_Job_
Return the lines below that carry the word "oraz".

_Provided records_
|---|

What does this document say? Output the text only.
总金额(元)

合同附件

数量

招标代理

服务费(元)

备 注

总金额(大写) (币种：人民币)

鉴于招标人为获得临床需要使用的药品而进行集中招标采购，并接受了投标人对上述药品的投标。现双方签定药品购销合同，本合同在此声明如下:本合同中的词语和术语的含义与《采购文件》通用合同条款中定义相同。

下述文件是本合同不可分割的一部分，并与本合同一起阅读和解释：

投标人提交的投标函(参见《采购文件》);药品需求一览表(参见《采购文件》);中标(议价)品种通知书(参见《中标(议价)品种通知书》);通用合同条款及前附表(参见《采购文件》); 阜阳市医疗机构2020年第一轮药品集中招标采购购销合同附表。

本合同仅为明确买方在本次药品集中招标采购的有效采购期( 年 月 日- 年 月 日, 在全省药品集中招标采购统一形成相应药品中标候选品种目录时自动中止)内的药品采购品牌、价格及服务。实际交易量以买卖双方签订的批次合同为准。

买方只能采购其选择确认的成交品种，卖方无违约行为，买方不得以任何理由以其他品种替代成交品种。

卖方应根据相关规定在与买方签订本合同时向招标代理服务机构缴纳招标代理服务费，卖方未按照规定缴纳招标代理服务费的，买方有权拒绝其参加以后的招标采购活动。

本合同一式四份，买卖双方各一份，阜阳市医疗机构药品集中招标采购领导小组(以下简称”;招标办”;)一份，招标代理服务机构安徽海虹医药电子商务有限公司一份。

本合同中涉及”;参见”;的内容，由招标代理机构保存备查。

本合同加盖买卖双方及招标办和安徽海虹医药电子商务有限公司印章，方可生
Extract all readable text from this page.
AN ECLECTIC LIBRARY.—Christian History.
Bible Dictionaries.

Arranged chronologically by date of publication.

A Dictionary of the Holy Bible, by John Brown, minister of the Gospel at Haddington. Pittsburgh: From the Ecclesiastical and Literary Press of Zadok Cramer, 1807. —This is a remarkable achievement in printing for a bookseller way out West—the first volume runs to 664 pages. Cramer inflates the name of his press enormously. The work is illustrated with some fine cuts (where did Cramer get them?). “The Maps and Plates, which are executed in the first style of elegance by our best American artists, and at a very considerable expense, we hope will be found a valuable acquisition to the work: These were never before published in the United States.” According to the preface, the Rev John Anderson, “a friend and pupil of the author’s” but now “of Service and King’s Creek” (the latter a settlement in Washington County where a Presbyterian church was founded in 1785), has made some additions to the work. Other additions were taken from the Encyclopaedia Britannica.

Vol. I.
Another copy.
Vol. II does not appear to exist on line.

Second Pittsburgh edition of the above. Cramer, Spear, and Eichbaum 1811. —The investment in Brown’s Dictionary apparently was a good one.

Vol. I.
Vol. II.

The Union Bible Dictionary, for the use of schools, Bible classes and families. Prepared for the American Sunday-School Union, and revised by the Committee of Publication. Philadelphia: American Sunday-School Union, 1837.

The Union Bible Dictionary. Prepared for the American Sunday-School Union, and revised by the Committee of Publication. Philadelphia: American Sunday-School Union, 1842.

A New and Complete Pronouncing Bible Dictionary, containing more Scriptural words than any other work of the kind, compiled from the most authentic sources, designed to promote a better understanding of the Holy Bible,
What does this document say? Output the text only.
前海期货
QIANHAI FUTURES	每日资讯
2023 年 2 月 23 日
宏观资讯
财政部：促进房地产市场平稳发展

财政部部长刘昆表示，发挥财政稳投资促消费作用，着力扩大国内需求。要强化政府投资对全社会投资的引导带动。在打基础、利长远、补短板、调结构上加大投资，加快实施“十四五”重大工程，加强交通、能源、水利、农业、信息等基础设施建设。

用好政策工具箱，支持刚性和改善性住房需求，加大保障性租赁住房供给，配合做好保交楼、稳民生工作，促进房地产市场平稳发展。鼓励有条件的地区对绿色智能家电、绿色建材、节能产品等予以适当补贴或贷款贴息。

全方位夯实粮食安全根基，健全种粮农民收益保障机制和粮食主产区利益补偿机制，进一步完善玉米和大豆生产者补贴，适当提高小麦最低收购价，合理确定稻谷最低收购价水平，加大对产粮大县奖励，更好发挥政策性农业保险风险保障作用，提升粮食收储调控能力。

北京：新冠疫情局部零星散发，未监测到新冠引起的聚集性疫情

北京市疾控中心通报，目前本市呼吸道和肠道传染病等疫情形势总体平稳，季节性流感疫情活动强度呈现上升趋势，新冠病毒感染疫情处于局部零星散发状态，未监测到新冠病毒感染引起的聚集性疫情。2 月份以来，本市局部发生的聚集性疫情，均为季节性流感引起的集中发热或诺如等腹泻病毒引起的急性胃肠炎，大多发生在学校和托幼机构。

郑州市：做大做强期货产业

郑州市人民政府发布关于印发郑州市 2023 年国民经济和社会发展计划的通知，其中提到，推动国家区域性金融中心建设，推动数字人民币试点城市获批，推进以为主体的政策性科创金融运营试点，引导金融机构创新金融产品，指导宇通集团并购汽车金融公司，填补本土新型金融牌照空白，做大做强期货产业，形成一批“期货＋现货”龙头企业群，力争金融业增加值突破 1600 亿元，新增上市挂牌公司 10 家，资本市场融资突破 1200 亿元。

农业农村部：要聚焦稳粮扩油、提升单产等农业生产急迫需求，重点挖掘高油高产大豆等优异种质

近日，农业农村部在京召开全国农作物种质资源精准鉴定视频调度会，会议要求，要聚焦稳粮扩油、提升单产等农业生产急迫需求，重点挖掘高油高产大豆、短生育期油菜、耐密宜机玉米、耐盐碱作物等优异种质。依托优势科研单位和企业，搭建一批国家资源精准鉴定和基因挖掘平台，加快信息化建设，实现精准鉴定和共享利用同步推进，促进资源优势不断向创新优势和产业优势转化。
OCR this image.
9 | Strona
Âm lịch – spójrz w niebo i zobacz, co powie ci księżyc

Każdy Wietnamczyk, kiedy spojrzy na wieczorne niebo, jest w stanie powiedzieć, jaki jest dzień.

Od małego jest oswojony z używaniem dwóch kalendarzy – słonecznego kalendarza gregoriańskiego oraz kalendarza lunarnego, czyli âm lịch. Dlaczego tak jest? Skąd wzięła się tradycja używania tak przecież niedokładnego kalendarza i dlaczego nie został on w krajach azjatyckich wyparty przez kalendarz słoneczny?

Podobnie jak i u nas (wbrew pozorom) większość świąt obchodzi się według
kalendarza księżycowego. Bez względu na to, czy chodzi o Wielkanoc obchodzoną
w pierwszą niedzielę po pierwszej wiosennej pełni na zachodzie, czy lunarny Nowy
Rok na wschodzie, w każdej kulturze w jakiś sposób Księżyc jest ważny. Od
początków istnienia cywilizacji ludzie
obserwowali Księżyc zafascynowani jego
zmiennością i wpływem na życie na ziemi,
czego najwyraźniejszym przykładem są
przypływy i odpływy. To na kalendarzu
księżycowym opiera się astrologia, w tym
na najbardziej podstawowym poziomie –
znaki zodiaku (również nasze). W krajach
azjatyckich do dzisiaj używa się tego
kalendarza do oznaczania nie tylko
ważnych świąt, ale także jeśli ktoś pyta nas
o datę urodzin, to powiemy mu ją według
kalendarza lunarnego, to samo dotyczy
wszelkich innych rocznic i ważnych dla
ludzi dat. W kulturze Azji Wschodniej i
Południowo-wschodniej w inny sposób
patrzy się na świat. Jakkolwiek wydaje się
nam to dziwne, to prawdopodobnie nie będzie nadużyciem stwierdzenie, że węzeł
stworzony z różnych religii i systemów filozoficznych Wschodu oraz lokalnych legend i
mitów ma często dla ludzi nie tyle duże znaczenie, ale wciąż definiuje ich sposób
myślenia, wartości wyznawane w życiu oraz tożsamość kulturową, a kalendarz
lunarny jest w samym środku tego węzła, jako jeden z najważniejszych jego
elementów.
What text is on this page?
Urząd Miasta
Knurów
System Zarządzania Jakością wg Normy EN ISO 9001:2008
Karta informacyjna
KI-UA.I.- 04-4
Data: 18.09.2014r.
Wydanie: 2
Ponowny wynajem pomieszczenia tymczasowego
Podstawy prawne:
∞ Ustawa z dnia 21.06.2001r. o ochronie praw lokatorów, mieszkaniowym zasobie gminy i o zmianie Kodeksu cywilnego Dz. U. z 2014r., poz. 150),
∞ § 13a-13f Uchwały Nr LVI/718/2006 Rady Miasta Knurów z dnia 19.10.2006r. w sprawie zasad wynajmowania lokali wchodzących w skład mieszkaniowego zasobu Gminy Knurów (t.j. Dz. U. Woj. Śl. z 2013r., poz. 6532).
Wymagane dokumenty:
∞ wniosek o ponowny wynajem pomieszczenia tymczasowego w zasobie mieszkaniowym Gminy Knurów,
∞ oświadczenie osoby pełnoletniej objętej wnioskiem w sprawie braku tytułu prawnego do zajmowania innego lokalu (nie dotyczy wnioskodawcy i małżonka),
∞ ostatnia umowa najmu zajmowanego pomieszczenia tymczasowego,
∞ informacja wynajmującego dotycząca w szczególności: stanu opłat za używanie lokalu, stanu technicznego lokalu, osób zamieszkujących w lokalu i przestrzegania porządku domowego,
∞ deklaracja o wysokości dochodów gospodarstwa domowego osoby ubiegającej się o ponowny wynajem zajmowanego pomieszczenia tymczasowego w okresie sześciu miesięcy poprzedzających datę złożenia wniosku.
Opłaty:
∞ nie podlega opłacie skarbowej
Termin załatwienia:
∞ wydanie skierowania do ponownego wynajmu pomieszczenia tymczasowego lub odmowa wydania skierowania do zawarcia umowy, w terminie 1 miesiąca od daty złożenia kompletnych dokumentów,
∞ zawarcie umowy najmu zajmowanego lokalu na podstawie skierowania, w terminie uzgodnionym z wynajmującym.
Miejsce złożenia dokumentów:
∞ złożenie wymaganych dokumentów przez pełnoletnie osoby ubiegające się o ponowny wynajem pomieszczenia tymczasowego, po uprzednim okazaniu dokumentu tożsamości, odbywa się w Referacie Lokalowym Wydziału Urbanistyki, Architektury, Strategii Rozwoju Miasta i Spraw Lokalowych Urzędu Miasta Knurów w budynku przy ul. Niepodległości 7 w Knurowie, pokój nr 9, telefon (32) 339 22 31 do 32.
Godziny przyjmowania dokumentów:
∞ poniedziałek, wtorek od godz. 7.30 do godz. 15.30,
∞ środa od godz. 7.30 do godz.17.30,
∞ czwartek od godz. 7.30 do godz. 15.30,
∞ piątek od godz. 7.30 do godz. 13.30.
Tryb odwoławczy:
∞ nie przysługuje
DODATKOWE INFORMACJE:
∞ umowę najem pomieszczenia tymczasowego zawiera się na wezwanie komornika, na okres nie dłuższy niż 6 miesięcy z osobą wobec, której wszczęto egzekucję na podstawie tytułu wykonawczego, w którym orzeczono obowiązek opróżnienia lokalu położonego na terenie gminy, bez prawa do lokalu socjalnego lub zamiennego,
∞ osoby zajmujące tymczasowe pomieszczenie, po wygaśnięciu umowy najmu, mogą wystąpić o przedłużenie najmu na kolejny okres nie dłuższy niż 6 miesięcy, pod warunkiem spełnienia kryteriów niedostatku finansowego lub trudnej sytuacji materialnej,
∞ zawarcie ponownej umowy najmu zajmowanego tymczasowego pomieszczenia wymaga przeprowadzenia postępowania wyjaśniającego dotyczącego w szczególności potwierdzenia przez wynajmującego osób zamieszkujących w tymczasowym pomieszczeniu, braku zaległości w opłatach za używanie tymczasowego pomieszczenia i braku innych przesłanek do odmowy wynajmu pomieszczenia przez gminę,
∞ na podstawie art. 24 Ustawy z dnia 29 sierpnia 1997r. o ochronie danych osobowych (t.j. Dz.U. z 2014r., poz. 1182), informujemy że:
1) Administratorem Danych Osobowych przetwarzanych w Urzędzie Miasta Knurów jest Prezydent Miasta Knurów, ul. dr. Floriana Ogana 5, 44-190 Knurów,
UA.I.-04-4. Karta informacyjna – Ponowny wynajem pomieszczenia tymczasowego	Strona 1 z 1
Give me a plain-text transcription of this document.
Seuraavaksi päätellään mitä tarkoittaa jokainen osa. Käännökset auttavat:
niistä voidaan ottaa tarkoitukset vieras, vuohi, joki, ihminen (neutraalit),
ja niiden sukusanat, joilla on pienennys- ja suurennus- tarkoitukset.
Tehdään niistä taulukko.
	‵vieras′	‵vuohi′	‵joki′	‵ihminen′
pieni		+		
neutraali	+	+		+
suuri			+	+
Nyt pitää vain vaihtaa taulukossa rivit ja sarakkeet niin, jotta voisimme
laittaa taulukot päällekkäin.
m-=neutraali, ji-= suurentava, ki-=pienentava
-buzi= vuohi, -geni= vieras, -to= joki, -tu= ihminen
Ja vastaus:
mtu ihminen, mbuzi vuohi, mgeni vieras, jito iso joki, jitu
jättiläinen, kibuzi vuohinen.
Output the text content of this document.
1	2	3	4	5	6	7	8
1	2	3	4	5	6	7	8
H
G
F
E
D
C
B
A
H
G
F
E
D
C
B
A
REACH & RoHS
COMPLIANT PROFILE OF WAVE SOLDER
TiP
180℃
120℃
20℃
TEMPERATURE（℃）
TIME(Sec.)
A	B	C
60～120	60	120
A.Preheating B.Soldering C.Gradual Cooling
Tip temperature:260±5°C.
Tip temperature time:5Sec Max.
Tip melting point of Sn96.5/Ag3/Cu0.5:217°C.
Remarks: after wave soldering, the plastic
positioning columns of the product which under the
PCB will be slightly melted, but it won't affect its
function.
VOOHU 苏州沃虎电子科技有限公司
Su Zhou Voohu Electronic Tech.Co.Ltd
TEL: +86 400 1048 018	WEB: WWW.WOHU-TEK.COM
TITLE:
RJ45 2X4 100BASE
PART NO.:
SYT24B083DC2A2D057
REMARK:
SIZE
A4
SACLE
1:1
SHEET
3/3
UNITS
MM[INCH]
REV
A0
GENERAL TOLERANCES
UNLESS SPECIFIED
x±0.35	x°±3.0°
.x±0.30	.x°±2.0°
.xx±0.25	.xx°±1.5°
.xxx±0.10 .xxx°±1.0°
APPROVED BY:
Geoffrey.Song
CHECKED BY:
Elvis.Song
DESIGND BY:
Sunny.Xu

|---|

_Result of the task_
Od małego jest oswojony z używaniem dwóch kalendarzy – słonecznego kalendarza gregoriańskiego oraz kalendarza lunarnego, czyli âm lịch. Dlaczego tak jest? Skąd wzięła się tradycja używania tak przecież niedokładnego kalendarza i dlaczego nie został on w krajach azjatyckich wyparty przez kalendarz słoneczny?
stworzony z różnych religii i systemów filozoficznych Wschodu oraz lokalnych legend i
myślenia, wartości wyznawane w życiu oraz tożsamość kulturową, a kalendarz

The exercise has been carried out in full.